* _EXERCISE_
Find each line in the data below that contains the string "axis" and copy it. Matches must have the same uppercase and lowercase letters.

BEGIN TASK INPUT

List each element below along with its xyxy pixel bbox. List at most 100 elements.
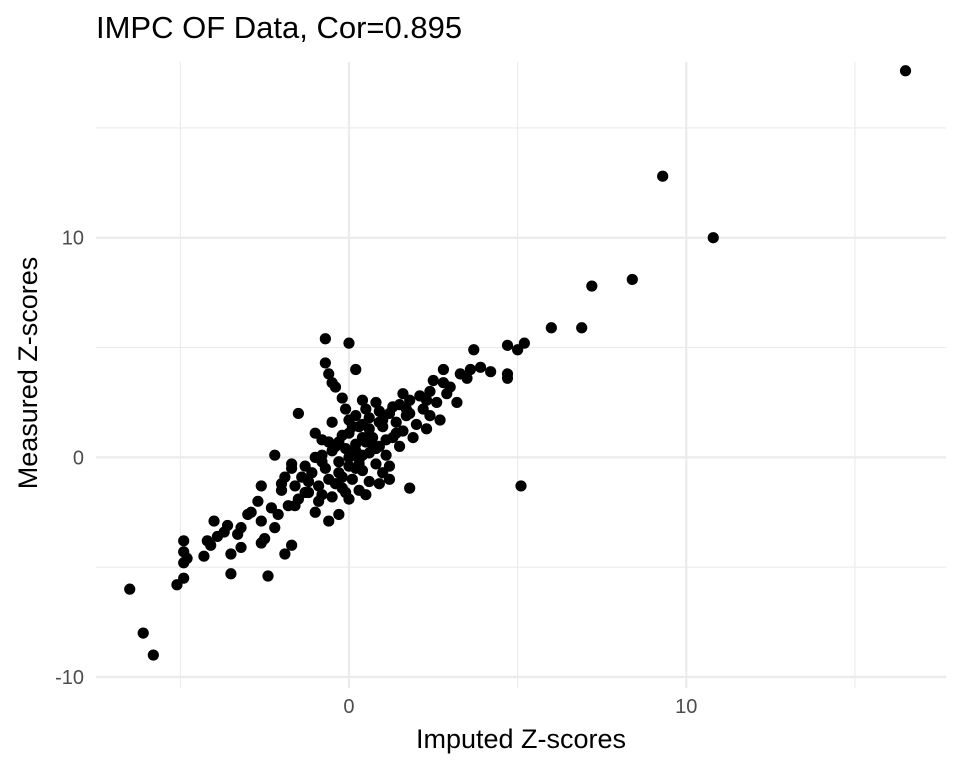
data-point [356, 449, 369, 461]
data-point [225, 548, 237, 560]
data-point [171, 579, 183, 591]
data-point [262, 570, 274, 582]
data-point [424, 385, 436, 398]
data-point [420, 394, 433, 406]
data-point [279, 548, 291, 560]
data-point [147, 649, 159, 661]
data-point [545, 322, 557, 334]
data-point [336, 471, 348, 483]
data-point [289, 480, 301, 492]
data-points [124, 65, 912, 661]
data-point [370, 458, 382, 470]
data-point [232, 528, 244, 540]
data-point [309, 506, 321, 518]
data-point [373, 416, 385, 428]
data-point [356, 418, 369, 431]
data-point [512, 344, 524, 356]
data-point [255, 515, 267, 527]
data-point [333, 508, 345, 521]
data-point [366, 432, 379, 444]
data-point [292, 407, 304, 420]
data-point [899, 65, 912, 77]
data-point [292, 493, 304, 505]
data-point [377, 467, 389, 479]
data-point [353, 484, 365, 496]
data-point [427, 374, 439, 387]
data-point [434, 414, 446, 426]
data-point [275, 478, 288, 490]
data-point [485, 366, 497, 378]
data-point [178, 546, 190, 558]
data-point [235, 541, 247, 554]
data-point [431, 396, 443, 409]
data-point [272, 508, 284, 521]
data-point [309, 451, 321, 463]
data-point [373, 405, 385, 417]
data-point [370, 442, 382, 455]
x-axis-title: Imputed Z-scores [416, 724, 626, 754]
data-point [501, 339, 514, 351]
data-point [208, 515, 220, 527]
data-point [424, 410, 436, 422]
data-point [346, 473, 358, 485]
data-point [464, 363, 477, 376]
data-point [343, 337, 355, 349]
data-point [397, 388, 409, 400]
y-tick-label: 10 [62, 228, 84, 250]
data-point [451, 396, 463, 409]
data-point [370, 396, 382, 409]
data-point [252, 495, 264, 507]
data-point [393, 440, 406, 452]
data-point [340, 486, 352, 499]
data-point [137, 627, 149, 639]
data-point [350, 462, 362, 474]
data-point [350, 363, 362, 376]
data-point [326, 377, 338, 389]
data-point [363, 475, 375, 488]
data-point [501, 368, 514, 380]
data-point [205, 539, 217, 551]
data-point [255, 480, 267, 492]
data-point [626, 273, 638, 286]
data-point [356, 394, 369, 406]
data-point [380, 449, 392, 461]
data-point [360, 403, 372, 415]
data-point [319, 333, 331, 345]
data-point [326, 416, 338, 428]
x-tick-label: 10 [675, 696, 697, 718]
x-tick-label: 0 [343, 696, 354, 718]
y-tick-label: 0 [73, 447, 84, 469]
data-point [218, 526, 230, 538]
data-point [380, 434, 392, 446]
data-point [323, 515, 335, 527]
data-point [282, 500, 294, 512]
data-point [319, 462, 331, 474]
data-point [313, 480, 325, 492]
data-point [286, 462, 298, 474]
data-point [286, 539, 298, 551]
data-point [400, 403, 412, 415]
data-point [461, 372, 473, 384]
data-point [437, 363, 450, 376]
data-point [390, 427, 402, 439]
data-point [316, 489, 328, 501]
data-point [323, 368, 335, 380]
data-point [515, 480, 527, 492]
data-point [586, 280, 598, 292]
y-tick-label: -10 [55, 667, 84, 689]
data-point [437, 377, 450, 389]
grid-lines [96, 62, 946, 688]
data-point [336, 429, 348, 442]
data-point [124, 583, 136, 595]
data-point [326, 491, 338, 503]
chart-title: IMPC OF Data, Cor=0.895 [96, 10, 462, 45]
data-point [407, 432, 419, 444]
data-point [340, 403, 352, 415]
data-point [269, 449, 281, 461]
data-point [178, 535, 190, 547]
data-point [269, 522, 281, 534]
data-point [340, 442, 352, 455]
data-point [350, 438, 362, 450]
data-point [404, 482, 416, 494]
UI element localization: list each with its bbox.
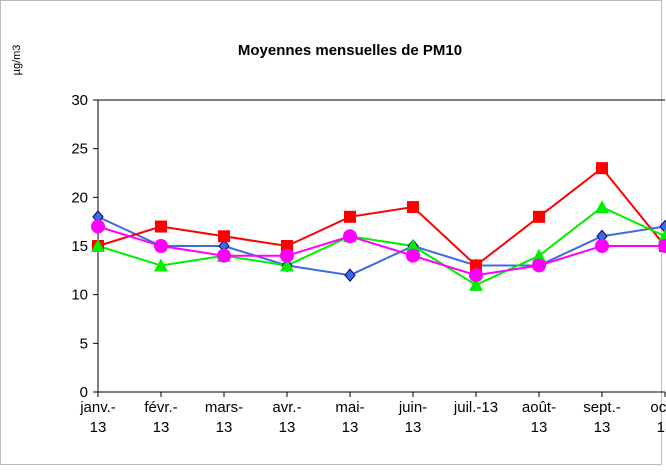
marker bbox=[532, 258, 546, 273]
marker bbox=[596, 162, 608, 175]
x-tick-label: janv.-13 bbox=[79, 399, 116, 436]
x-tick-label: juil.-13 bbox=[453, 399, 498, 416]
marker bbox=[280, 258, 294, 272]
marker bbox=[407, 201, 419, 214]
x-tick-label: oct.-13 bbox=[650, 399, 666, 436]
marker bbox=[658, 229, 666, 243]
marker bbox=[469, 277, 483, 291]
y-tick-label: 5 bbox=[80, 335, 88, 352]
marker bbox=[469, 268, 483, 283]
marker bbox=[470, 259, 482, 272]
marker bbox=[91, 219, 105, 234]
marker bbox=[595, 200, 609, 214]
marker bbox=[154, 258, 168, 272]
marker bbox=[155, 220, 167, 233]
x-tick-label: févr.-13 bbox=[144, 399, 177, 436]
marker bbox=[281, 240, 293, 252]
y-axis-label: µg/m3 bbox=[11, 45, 23, 76]
marker bbox=[91, 239, 105, 252]
y-tick-label: 25 bbox=[71, 141, 88, 158]
series-line bbox=[97, 225, 665, 277]
marker bbox=[154, 239, 168, 253]
y-tick-label: 0 bbox=[80, 384, 88, 401]
marker bbox=[406, 239, 420, 252]
x-tick-label: août-13 bbox=[522, 399, 556, 436]
marker bbox=[533, 210, 545, 223]
chart-title: Moyennes mensuelles de PM10 bbox=[238, 42, 462, 59]
marker bbox=[280, 248, 294, 263]
x-tick-label: mai-13 bbox=[335, 399, 364, 436]
marker bbox=[343, 229, 357, 244]
chart-frame bbox=[0, 0, 662, 465]
x-tick-label: sept.-13 bbox=[583, 399, 621, 436]
marker bbox=[344, 268, 356, 282]
marker bbox=[658, 239, 666, 253]
y-tick-label: 15 bbox=[71, 238, 88, 255]
marker bbox=[344, 210, 356, 223]
marker bbox=[218, 230, 230, 243]
marker bbox=[595, 239, 609, 253]
marker bbox=[217, 248, 231, 263]
x-tick-label: mars-13 bbox=[205, 399, 243, 436]
y-tick-label: 20 bbox=[71, 189, 88, 206]
y-tick-label: 30 bbox=[71, 92, 88, 109]
series-line bbox=[97, 215, 666, 277]
y-tick-label: 10 bbox=[71, 287, 88, 304]
marker bbox=[406, 248, 420, 263]
x-tick-label: juin-13 bbox=[398, 399, 427, 436]
series-line bbox=[97, 205, 666, 287]
series-line bbox=[97, 166, 666, 267]
x-tick-label: avr.-13 bbox=[272, 399, 301, 436]
marker bbox=[532, 248, 546, 262]
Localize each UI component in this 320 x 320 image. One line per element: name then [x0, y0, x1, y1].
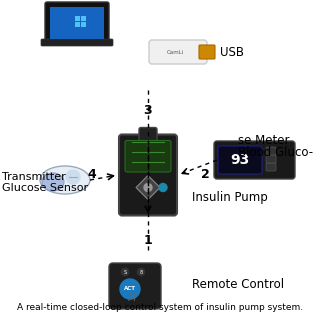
FancyBboxPatch shape [139, 127, 157, 143]
FancyBboxPatch shape [266, 163, 276, 171]
Circle shape [120, 279, 140, 299]
Text: Remote Control: Remote Control [192, 277, 284, 291]
FancyBboxPatch shape [45, 2, 109, 44]
FancyBboxPatch shape [75, 22, 80, 27]
Text: A real-time closed-loop control system of insulin pump system.: A real-time closed-loop control system o… [17, 303, 303, 312]
Text: Glucose Sensor: Glucose Sensor [2, 183, 88, 193]
FancyBboxPatch shape [109, 263, 161, 309]
Text: Insulin Pump: Insulin Pump [192, 191, 268, 204]
FancyBboxPatch shape [125, 140, 171, 172]
Text: 2: 2 [201, 169, 209, 181]
Circle shape [137, 268, 145, 276]
Text: 93: 93 [230, 153, 250, 167]
Ellipse shape [40, 166, 90, 194]
Circle shape [144, 183, 152, 191]
Circle shape [121, 268, 129, 276]
Text: S: S [124, 269, 127, 275]
FancyBboxPatch shape [41, 39, 113, 46]
Text: USB: USB [220, 45, 244, 59]
Text: 8: 8 [140, 269, 143, 275]
Text: 4: 4 [88, 169, 96, 181]
FancyBboxPatch shape [81, 16, 86, 21]
Text: se Meter: se Meter [238, 133, 290, 147]
FancyBboxPatch shape [149, 40, 207, 64]
FancyBboxPatch shape [266, 147, 276, 155]
FancyBboxPatch shape [199, 45, 215, 59]
Text: M: M [128, 293, 136, 303]
Text: CamLi: CamLi [166, 50, 184, 54]
FancyBboxPatch shape [218, 146, 262, 174]
Circle shape [159, 183, 167, 191]
Polygon shape [136, 175, 160, 199]
Ellipse shape [42, 173, 64, 191]
Text: ACT: ACT [124, 286, 136, 292]
Text: Blood Gluco-: Blood Gluco- [238, 146, 313, 158]
FancyBboxPatch shape [119, 134, 177, 215]
Text: 1: 1 [144, 234, 152, 246]
FancyBboxPatch shape [50, 7, 104, 39]
FancyBboxPatch shape [266, 155, 276, 163]
FancyBboxPatch shape [214, 141, 295, 179]
FancyBboxPatch shape [75, 16, 80, 21]
FancyBboxPatch shape [81, 22, 86, 27]
Circle shape [66, 170, 80, 184]
Text: 3: 3 [144, 103, 152, 116]
Text: Transmitter: Transmitter [2, 172, 66, 182]
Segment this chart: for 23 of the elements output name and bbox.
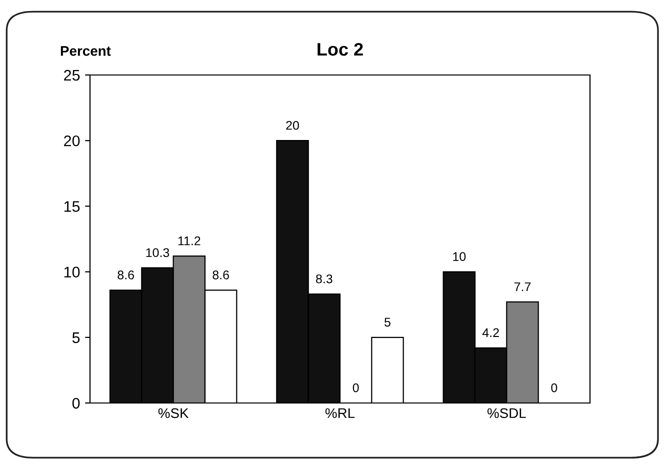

END TASK INPUT

* _WORKED ANSWER_
x-axis-title: Imputed Z-scores [416, 724, 626, 754]
y-axis-label: µg/m3 bbox=[11, 45, 23, 76]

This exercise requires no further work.